WHAT THE EXERCISE ASKS: In the text about food trends, which plant family does chia belong to?

Chefs adore the cut; aside from being relatively inexpensive, slow-cooking quality, fatty brisket over a barbeque practically guarantees tenderness. But Puharich says that people are starting to appreciate texture and flavour more than ever. “It over-delivers with regard to textures, that gelatinous quality that brisket has when you cook it nicely, and the flavours of it are just phenomenal,” he says.

You’ve heard people refer to salvia hispanica – that’s chia – as a superfood, but you probably didn’t know that it’s part of the mint family. These tiny seeds have been getting stuck between teeth since the time of the Aztec Empire, but have only been labeled a “superfood” in the past 15 years. There’s no official or legal definition for the ubiquitous term, although it’s generally understood to refer to high-nutrient foods. Seeing as research in the early ‘80s had already discovered chia’s nutritional value (mainly fatty acids, protein and vitamins), it’s likely that product marketing, celebrity endorsement and an increased interest in health have led to chia being recognised as a superfood.

Chia’s popularity also spiked following a number of big-name public mentions; from Dr Oz’s continuous chia endorsement on Oprah, to Christopher McDougall’s mention of it in bare-foot running bible Born to Run. Nutrition Business Journal and Nielsen’s estimate that chia will be a $1.1 billion industry by 2020.

One Aussie farmer, John Foss, spied the trend early. After heading to Mexico to follow up a study on a small group of healthy individuals in an otherwise unhealthy population, he discovered the only difference between the groups was chia consumption. He analysed the seeds, realised their nutritional value and then capitalised on the lack of supply. He founded The Chia Co. in 2003 and launched the retail brand in 2009. A decade after the company’s inception, Chia Pods – individually packaged chia puddings – hit supermarket shelves.

“People have been creating their own chia puddings for years, which has always excited me,” says Foss. “Kelly Slater became our global ambassador when we noticed an Instagram post he shared of his own homemade chia pudding.”

Pork belly futures were traded in the US from the early ‘60s up until 2011 when frozen bellies had long lost their relevance. But as Dan Hong (executive chef of Merivale’s Mr. Wong, Ms. G’s, Papi Chulo and El Loco) points out, pork belly has been the most prized part of the pig in Asia for centuries.

“The Western world has only really embraced it in the last 10 to 15 years,” says Hong. “Pork belly has the best of both worlds; it’s got that layer of fat, then meat, then fat, then meat and if you roast it it’s got that really crispy skin. I think that’s why everyone loves pork belly.”

RECORDED DATA:

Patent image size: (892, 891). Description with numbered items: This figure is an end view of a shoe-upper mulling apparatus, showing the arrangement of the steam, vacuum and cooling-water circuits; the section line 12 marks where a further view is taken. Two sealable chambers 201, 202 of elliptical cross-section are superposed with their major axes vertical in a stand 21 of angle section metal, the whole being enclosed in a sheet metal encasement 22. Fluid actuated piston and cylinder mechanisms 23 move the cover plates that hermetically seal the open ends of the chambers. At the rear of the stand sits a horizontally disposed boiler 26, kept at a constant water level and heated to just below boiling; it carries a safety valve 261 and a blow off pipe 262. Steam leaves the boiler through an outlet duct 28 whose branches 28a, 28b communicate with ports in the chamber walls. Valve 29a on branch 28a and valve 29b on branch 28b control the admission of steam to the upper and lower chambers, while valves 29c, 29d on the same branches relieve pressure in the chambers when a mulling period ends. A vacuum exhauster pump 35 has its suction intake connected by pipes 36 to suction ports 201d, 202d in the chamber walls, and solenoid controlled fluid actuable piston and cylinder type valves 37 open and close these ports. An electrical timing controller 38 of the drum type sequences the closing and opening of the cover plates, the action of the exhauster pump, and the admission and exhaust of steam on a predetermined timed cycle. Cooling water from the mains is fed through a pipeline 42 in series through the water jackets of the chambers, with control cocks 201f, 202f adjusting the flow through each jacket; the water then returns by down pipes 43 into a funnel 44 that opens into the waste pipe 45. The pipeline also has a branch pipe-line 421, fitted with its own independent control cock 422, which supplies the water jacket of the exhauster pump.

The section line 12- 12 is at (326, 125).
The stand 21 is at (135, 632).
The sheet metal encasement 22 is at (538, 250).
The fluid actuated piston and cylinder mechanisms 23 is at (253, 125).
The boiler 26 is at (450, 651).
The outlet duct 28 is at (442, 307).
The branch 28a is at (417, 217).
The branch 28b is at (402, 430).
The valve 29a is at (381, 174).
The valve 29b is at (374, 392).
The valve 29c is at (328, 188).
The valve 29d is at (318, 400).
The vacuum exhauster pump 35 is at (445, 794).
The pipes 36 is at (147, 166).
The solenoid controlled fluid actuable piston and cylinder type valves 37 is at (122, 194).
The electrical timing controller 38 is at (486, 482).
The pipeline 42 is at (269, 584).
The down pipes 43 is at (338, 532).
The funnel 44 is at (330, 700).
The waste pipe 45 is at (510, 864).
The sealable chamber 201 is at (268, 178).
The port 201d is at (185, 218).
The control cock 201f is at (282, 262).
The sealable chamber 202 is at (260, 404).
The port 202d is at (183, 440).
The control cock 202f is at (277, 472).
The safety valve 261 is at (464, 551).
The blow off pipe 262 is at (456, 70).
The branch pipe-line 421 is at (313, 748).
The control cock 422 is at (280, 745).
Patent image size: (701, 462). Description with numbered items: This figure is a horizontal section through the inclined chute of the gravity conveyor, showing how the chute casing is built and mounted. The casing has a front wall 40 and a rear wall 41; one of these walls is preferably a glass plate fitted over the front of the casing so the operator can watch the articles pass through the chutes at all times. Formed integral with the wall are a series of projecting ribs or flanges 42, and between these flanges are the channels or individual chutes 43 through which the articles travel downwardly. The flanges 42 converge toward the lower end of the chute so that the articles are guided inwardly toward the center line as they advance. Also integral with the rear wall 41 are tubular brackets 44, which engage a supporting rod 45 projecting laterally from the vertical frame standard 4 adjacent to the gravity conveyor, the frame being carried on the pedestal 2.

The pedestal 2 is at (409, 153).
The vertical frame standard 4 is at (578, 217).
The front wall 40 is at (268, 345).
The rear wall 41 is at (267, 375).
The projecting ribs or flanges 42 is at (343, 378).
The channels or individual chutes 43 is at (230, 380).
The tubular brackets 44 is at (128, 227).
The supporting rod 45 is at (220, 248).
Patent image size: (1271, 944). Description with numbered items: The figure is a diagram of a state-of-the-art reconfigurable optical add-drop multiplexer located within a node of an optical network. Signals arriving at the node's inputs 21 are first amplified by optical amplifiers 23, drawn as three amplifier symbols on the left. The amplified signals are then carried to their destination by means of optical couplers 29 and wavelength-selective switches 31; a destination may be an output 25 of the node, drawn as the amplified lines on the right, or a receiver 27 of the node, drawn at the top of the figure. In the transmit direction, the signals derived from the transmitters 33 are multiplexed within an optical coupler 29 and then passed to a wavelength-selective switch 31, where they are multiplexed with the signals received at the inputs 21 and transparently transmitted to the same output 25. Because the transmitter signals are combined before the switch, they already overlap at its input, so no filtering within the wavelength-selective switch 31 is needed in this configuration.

PROBLEM SOLUTION: The mint family.